** BEGIN MATERIAL FOR THIS EXERCISE **

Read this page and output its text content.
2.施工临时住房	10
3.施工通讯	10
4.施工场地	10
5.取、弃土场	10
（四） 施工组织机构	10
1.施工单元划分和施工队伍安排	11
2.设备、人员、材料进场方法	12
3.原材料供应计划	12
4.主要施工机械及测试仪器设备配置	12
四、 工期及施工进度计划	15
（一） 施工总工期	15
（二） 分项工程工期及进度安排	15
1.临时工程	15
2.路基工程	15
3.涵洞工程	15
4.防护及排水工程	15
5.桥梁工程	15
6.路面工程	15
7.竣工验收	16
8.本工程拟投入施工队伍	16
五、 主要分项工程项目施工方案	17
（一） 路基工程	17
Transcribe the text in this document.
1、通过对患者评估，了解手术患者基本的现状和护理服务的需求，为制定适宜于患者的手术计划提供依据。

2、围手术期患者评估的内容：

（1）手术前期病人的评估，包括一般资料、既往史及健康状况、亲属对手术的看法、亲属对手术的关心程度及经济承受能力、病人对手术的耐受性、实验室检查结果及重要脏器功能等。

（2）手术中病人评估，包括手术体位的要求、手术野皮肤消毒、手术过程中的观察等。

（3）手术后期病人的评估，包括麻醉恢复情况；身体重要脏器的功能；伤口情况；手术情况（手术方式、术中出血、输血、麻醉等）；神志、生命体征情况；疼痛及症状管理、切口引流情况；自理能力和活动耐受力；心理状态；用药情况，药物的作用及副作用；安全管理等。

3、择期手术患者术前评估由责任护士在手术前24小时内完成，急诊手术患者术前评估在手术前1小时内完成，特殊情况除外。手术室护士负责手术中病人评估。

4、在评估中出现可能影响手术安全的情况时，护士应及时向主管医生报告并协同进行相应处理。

** END MATERIAL FOR THIS EXERCISE **

In the listing above, find the line containing "Transcribe the text in this document." and please quote exactly that line through the last one, and no other lines.

■ ANSWER TO THE TASK:
Transcribe the text in this document.
1、通过对患者评估，了解手术患者基本的现状和护理服务的需求，为制定适宜于患者的手术计划提供依据。

2、围手术期患者评估的内容：

（1）手术前期病人的评估，包括一般资料、既往史及健康状况、亲属对手术的看法、亲属对手术的关心程度及经济承受能力、病人对手术的耐受性、实验室检查结果及重要脏器功能等。

（2）手术中病人评估，包括手术体位的要求、手术野皮肤消毒、手术过程中的观察等。

（3）手术后期病人的评估，包括麻醉恢复情况；身体重要脏器的功能；伤口情况；手术情况（手术方式、术中出血、输血、麻醉等）；神志、生命体征情况；疼痛及症状管理、切口引流情况；自理能力和活动耐受力；心理状态；用药情况，药物的作用及副作用；安全管理等。

3、择期手术患者术前评估由责任护士在手术前24小时内完成，急诊手术患者术前评估在手术前1小时内完成，特殊情况除外。手术室护士负责手术中病人评估。

4、在评估中出现可能影响手术安全的情况时，护士应及时向主管医生报告并协同进行相应处理。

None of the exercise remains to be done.